## Extrait fourni:
◇ ◇ ◇ ◇ ◇ ◇ ◇

Passer au contenu principal

PARIS : Publicité sur iOS – La justice rejette la sus…

Partager :

PARIS : Publicité sur iOS – La justice rejette la suspension du dispositif ATT d’Apple

Le tribunal judiciaire de Paris a débouté ce mercredi les organisations publicitaires qui réclamaient la suspension en urgence du système de suivi d’Apple.

C’est une nouvelle étape dans le bras de fer qui oppose l’industrie de la publicité au géant américain. Le tribunal judiciaire de Paris a rejeté, ce mercredi 21 janvier 2026, la demande en référé formulée par plusieurs organisations majeures du secteur, dont l’Alliance Digitale, l’IAB France, le GESTE, le SRI et l’Udecam. Ces dernières espéraient obtenir la suspension immédiate de l’App Tracking Transparency (ATT), le dispositif d’Apple encadrant le suivi publicitaire sur iPhone.

◇ ◇ ◇ ◇ ◇ ◇ ◇

Recopiez intégralement l'extrait ci-dessus sur le dispositif ATT d'Apple, sans y changer un seul mot.

◇ ◇ ◇ ◇ ◇ ◇ ◇

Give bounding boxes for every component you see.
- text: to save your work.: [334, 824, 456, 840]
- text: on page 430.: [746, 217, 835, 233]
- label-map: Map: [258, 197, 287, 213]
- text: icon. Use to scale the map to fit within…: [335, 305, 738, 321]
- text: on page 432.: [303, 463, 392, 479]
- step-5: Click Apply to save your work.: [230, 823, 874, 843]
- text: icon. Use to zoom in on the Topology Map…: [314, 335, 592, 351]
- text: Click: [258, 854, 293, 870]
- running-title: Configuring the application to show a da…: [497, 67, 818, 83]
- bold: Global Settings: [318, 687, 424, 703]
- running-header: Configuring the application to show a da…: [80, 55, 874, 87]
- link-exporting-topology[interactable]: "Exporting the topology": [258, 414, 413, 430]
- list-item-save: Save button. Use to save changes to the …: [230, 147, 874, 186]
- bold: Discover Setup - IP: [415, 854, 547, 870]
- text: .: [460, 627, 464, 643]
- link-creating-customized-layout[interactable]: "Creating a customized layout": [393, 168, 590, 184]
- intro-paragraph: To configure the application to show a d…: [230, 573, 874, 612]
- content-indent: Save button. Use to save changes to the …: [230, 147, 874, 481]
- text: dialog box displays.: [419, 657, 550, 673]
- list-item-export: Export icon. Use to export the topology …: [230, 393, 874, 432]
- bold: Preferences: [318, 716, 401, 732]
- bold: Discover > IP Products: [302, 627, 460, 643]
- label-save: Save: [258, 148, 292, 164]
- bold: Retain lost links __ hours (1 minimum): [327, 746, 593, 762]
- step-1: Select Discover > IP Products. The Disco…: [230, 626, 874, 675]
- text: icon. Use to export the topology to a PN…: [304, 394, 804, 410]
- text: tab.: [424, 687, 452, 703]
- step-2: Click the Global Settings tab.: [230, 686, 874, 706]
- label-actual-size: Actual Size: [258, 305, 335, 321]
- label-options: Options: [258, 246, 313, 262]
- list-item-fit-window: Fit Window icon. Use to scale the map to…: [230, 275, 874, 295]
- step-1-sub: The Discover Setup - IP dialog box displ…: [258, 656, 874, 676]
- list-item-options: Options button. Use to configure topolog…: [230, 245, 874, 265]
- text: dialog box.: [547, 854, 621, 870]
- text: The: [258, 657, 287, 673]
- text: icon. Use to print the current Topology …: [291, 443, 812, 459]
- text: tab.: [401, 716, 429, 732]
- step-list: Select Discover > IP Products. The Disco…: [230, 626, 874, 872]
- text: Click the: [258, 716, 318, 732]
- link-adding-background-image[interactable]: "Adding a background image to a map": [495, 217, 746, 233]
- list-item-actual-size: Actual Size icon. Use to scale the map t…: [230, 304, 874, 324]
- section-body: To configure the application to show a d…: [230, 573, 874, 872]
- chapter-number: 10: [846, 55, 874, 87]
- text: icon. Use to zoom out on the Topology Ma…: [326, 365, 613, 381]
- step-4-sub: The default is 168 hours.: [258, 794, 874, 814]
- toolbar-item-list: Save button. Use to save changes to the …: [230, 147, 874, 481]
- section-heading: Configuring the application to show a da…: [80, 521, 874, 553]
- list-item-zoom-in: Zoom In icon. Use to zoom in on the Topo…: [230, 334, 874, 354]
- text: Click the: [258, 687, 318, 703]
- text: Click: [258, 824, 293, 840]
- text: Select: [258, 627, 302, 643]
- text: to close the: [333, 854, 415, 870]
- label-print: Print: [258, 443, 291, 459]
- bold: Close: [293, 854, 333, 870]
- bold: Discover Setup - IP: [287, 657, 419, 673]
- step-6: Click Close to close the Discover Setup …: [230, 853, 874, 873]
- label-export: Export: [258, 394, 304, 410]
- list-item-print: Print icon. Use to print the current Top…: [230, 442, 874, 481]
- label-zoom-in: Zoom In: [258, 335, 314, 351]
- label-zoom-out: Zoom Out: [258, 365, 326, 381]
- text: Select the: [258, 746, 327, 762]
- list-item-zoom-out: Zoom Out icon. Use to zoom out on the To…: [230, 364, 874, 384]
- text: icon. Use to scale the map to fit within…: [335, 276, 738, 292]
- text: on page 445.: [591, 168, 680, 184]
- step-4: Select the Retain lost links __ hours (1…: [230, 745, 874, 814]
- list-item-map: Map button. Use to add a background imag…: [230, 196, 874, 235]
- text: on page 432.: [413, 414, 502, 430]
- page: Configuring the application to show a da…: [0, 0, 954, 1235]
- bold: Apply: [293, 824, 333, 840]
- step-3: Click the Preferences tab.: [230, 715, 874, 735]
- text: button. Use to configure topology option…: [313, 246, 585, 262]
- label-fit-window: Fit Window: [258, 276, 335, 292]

◇ ◇ ◇ ◇ ◇ ◇ ◇

## Réponse attendue:
Passer au contenu principal

PARIS : Publicité sur iOS – La justice rejette la sus…

Partager :

PARIS : Publicité sur iOS – La justice rejette la suspension du dispositif ATT d’Apple

Le tribunal judiciaire de Paris a débouté ce mercredi les organisations publicitaires qui réclamaient la suspension en urgence du système de suivi d’Apple.

C’est une nouvelle étape dans le bras de fer qui oppose l’industrie de la publicité au géant américain. Le tribunal judiciaire de Paris a rejeté, ce mercredi 21 janvier 2026, la demande en référé formulée par plusieurs organisations majeures du secteur, dont l’Alliance Digitale, l’IAB France, le GESTE, le SRI et l’Udecam. Ces dernières espéraient obtenir la suspension immédiate de l’App Tracking Transparency (ATT), le dispositif d’Apple encadrant le suivi publicitaire sur iPhone.